_To do_:
Go through the data below. Pull out every line that has the word "Year".

======== Source data ========

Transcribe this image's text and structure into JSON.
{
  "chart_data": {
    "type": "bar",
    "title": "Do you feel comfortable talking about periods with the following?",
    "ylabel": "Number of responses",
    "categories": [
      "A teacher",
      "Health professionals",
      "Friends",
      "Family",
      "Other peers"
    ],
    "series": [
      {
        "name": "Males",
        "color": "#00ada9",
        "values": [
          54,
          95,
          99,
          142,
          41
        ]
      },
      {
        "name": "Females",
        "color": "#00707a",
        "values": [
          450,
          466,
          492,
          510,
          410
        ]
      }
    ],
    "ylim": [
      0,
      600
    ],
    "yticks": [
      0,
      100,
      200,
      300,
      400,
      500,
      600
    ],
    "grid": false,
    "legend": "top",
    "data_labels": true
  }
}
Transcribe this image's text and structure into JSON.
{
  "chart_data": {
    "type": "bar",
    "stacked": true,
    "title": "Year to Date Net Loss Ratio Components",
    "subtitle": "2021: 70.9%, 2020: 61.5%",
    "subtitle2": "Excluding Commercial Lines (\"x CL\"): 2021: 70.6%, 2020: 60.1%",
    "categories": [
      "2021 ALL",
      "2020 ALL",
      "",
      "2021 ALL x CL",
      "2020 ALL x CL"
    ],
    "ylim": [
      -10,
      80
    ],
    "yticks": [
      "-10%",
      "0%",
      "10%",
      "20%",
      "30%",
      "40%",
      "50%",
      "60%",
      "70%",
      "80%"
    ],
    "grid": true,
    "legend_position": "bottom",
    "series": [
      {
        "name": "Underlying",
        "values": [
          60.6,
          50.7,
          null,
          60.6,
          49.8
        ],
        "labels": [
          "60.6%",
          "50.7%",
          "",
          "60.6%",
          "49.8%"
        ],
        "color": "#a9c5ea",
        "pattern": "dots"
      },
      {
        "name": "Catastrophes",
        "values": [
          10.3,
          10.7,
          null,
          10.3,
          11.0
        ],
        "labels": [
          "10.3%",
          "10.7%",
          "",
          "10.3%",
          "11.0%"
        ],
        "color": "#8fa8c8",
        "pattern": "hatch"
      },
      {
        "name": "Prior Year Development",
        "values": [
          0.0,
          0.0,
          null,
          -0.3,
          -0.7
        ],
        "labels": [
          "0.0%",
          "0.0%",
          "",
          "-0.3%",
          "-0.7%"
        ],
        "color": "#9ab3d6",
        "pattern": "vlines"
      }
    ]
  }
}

========
======== Source data ========

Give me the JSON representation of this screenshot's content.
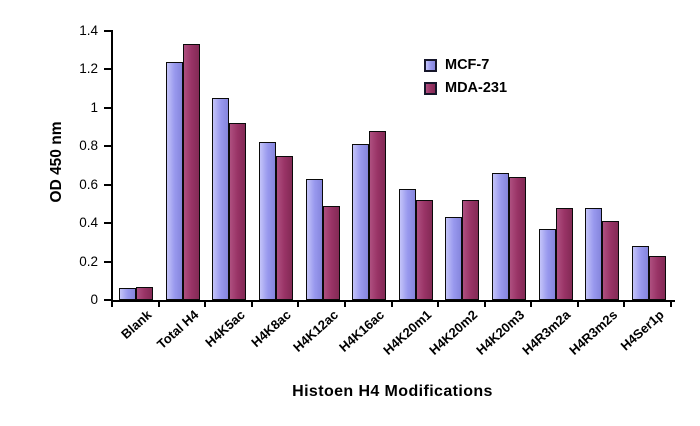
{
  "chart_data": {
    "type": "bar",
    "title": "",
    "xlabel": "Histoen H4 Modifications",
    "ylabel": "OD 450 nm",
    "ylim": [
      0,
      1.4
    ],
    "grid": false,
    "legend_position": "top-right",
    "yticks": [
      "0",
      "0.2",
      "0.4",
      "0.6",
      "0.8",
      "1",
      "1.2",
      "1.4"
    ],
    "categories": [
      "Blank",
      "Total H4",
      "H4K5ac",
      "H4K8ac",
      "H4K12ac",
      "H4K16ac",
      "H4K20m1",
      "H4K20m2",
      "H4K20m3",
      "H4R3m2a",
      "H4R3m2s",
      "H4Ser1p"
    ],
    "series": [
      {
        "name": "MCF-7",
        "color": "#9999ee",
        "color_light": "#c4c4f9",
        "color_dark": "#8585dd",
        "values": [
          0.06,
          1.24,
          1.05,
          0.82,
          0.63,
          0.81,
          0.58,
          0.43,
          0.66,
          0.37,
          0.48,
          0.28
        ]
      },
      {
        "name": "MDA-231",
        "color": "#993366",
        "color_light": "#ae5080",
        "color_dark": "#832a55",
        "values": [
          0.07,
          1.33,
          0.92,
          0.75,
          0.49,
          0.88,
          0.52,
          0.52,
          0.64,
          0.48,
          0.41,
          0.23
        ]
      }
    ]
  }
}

========

_Worked solution_:
    "title": "Year to Date Net Loss Ratio Components",
        "name": "Prior Year Development",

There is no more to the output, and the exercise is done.